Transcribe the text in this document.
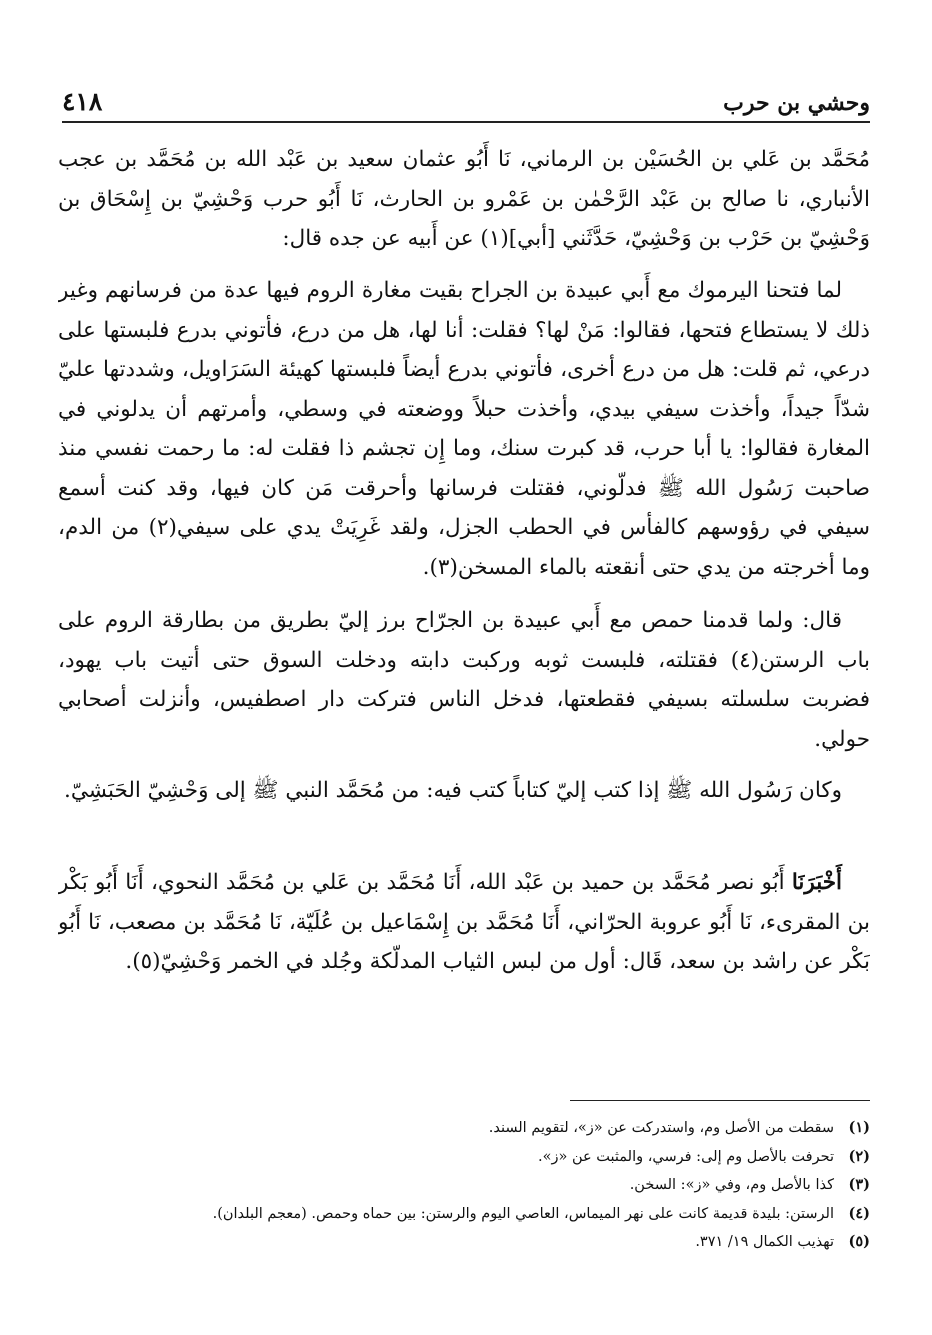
وحشي بن حرب
٤١٨

مُحَمَّد بن عَلي بن الحُسَيْن بن الرماني، نَا أَبُو عثمان سعيد بن عَبْد الله بن مُحَمَّد بن عجب الأنباري، نا صالح بن عَبْد الرَّحْمٰن بن عَمْرو بن الحارث، نَا أَبُو حرب وَحْشِيّ بن إِسْحَاق بن وَحْشِيّ بن حَرْب بن وَحْشِيّ، حَدَّثَني [أبي](١) عن أَبيه عن جده قال:

لما فتحنا اليرموك مع أَبي عبيدة بن الجراح بقيت مغارة الروم فيها عدة من فرسانهم وغير ذلك لا يستطاع فتحها، فقالوا: مَنْ لها؟ فقلت: أنا لها، هل من درع، فأتوني بدرع فلبستها على درعي، ثم قلت: هل من درع أخرى، فأتوني بدرع أيضاً فلبستها كهيئة السَرَاويل، وشددتها عليّ شدّاً جيداً، وأخذت سيفي بيدي، وأخذت حبلاً ووضعته في وسطي، وأمرتهم أن يدلوني في المغارة فقالوا: يا أبا حرب، قد كبرت سنك، وما إِن تجشم ذا فقلت له: ما رحمت نفسي منذ صاحبت رَسُول الله ﷺ فدلّوني، فقتلت فرسانها وأحرقت مَن كان فيها، وقد كنت أسمع سيفي في رؤوسهم كالفأس في الحطب الجزل، ولقد غَرِيَتْ يدي على سيفي(٢) من الدم، وما أخرجته من يدي حتى أنقعته بالماء المسخن(٣).

قال: ولما قدمنا حمص مع أَبي عبيدة بن الجرّاح برز إليّ بطريق من بطارقة الروم على باب الرستن(٤) فقتلته، فلبست ثوبه وركبت دابته ودخلت السوق حتى أتيت باب يهود، فضربت سلسلته بسيفي فقطعتها، فدخل الناس فتركت دار اصطفيس، وأنزلت أصحابي حولي.

وكان رَسُول الله ﷺ إذا كتب إليّ كتاباً كتب فيه: من مُحَمَّد النبي ﷺ إلى وَحْشِيّ الحَبَشِيّ.

أَخْبَرَنَا أَبُو نصر مُحَمَّد بن حميد بن عَبْد الله، أَنَا مُحَمَّد بن عَلي بن مُحَمَّد النحوي، أَنَا أَبُو بَكْر بن المقرىء، نَا أَبُو عروبة الحرّاني، أَنَا مُحَمَّد بن إِسْمَاعيل بن عُلَيّة، نَا مُحَمَّد بن مصعب، نَا أَبُو بَكْر عن راشد بن سعد، قَال: أول من لبس الثياب المدلّكة وجُلد في الخمر وَحْشِيّ(٥).

(١)
سقطت من الأصل وم، واستدركت عن «ز»، لتقويم السند.
(٢)
تحرفت بالأصل وم إلى: فرسي، والمثبت عن «ز».
(٣)
كذا بالأصل وم، وفي «ز»: السخن.
(٤)
الرستن: بليدة قديمة كانت على نهر الميماس، العاصي اليوم والرستن: بين حماه وحمص. (معجم البلدان).
(٥)
تهذيب الكمال ١٩/ ٣٧١.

————

What you are asked to do =
Repeat the material above verbatim. Leave the pictures behind.

Solution to this exercise =
Transcribe the text in this document.
وحشي بن حرب
٤١٨

مُحَمَّد بن عَلي بن الحُسَيْن بن الرماني، نَا أَبُو عثمان سعيد بن عَبْد الله بن مُحَمَّد بن عجب الأنباري، نا صالح بن عَبْد الرَّحْمٰن بن عَمْرو بن الحارث، نَا أَبُو حرب وَحْشِيّ بن إِسْحَاق بن وَحْشِيّ بن حَرْب بن وَحْشِيّ، حَدَّثَني [أبي](١) عن أَبيه عن جده قال:

لما فتحنا اليرموك مع أَبي عبيدة بن الجراح بقيت مغارة الروم فيها عدة من فرسانهم وغير ذلك لا يستطاع فتحها، فقالوا: مَنْ لها؟ فقلت: أنا لها، هل من درع، فأتوني بدرع فلبستها على درعي، ثم قلت: هل من درع أخرى، فأتوني بدرع أيضاً فلبستها كهيئة السَرَاويل، وشددتها عليّ شدّاً جيداً، وأخذت سيفي بيدي، وأخذت حبلاً ووضعته في وسطي، وأمرتهم أن يدلوني في المغارة فقالوا: يا أبا حرب، قد كبرت سنك، وما إِن تجشم ذا فقلت له: ما رحمت نفسي منذ صاحبت رَسُول الله ﷺ فدلّوني، فقتلت فرسانها وأحرقت مَن كان فيها، وقد كنت أسمع سيفي في رؤوسهم كالفأس في الحطب الجزل، ولقد غَرِيَتْ يدي على سيفي(٢) من الدم، وما أخرجته من يدي حتى أنقعته بالماء المسخن(٣).

قال: ولما قدمنا حمص مع أَبي عبيدة بن الجرّاح برز إليّ بطريق من بطارقة الروم على باب الرستن(٤) فقتلته، فلبست ثوبه وركبت دابته ودخلت السوق حتى أتيت باب يهود، فضربت سلسلته بسيفي فقطعتها، فدخل الناس فتركت دار اصطفيس، وأنزلت أصحابي حولي.

وكان رَسُول الله ﷺ إذا كتب إليّ كتاباً كتب فيه: من مُحَمَّد النبي ﷺ إلى وَحْشِيّ الحَبَشِيّ.

أَخْبَرَنَا أَبُو نصر مُحَمَّد بن حميد بن عَبْد الله، أَنَا مُحَمَّد بن عَلي بن مُحَمَّد النحوي، أَنَا أَبُو بَكْر بن المقرىء، نَا أَبُو عروبة الحرّاني، أَنَا مُحَمَّد بن إِسْمَاعيل بن عُلَيّة، نَا مُحَمَّد بن مصعب، نَا أَبُو بَكْر عن راشد بن سعد، قَال: أول من لبس الثياب المدلّكة وجُلد في الخمر وَحْشِيّ(٥).

(١)
سقطت من الأصل وم، واستدركت عن «ز»، لتقويم السند.
(٢)
تحرفت بالأصل وم إلى: فرسي، والمثبت عن «ز».
(٣)
كذا بالأصل وم، وفي «ز»: السخن.
(٤)
الرستن: بليدة قديمة كانت على نهر الميماس، العاصي اليوم والرستن: بين حماه وحمص. (معجم البلدان).
(٥)
تهذيب الكمال ١٩/ ٣٧١.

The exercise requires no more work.